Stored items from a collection
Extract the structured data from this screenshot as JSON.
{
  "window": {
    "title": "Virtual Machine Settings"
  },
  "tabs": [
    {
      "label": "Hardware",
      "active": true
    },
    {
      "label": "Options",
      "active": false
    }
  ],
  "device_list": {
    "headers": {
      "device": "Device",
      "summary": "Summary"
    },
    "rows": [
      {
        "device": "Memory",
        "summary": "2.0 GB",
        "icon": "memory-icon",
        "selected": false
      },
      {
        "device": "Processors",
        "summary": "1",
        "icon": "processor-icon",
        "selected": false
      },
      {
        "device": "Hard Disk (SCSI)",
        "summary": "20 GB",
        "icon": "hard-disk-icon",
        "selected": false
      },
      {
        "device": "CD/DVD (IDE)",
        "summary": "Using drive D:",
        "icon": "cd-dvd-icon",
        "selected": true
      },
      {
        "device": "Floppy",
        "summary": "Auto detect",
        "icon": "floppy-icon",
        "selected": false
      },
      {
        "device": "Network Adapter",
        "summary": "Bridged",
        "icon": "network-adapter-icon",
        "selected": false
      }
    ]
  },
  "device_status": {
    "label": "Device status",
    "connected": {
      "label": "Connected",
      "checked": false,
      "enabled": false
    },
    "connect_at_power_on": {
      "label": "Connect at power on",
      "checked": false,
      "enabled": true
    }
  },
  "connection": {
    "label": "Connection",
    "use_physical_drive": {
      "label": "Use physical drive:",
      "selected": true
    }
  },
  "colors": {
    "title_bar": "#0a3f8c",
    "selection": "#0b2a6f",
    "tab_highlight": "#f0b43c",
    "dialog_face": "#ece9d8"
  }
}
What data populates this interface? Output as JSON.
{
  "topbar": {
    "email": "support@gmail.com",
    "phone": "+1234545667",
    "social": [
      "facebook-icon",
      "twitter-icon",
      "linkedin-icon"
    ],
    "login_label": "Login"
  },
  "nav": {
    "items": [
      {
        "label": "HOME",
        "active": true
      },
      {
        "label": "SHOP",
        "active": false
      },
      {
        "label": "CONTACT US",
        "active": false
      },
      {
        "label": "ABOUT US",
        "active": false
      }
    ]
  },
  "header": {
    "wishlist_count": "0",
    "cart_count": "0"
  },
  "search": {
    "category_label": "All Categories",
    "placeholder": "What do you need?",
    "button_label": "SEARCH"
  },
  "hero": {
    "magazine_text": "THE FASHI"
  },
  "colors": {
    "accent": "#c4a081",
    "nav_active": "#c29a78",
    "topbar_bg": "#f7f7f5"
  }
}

CHALLENGE
Repeat, with no changes, each line from the one with "What data populates" to the end of the listing, including both ends and nothing else.

RESPONSE TO THE TASK
What data populates this interface? Output as JSON.
{
  "topbar": {
    "email": "support@gmail.com",
    "phone": "+1234545667",
    "social": [
      "facebook-icon",
      "twitter-icon",
      "linkedin-icon"
    ],
    "login_label": "Login"
  },
  "nav": {
    "items": [
      {
        "label": "HOME",
        "active": true
      },
      {
        "label": "SHOP",
        "active": false
      },
      {
        "label": "CONTACT US",
        "active": false
      },
      {
        "label": "ABOUT US",
        "active": false
      }
    ]
  },
  "header": {
    "wishlist_count": "0",
    "cart_count": "0"
  },
  "search": {
    "category_label": "All Categories",
    "placeholder": "What do you need?",
    "button_label": "SEARCH"
  },
  "hero": {
    "magazine_text": "THE FASHI"
  },
  "colors": {
    "accent": "#c4a081",
    "nav_active": "#c29a78",
    "topbar_bg": "#f7f7f5"
  }
}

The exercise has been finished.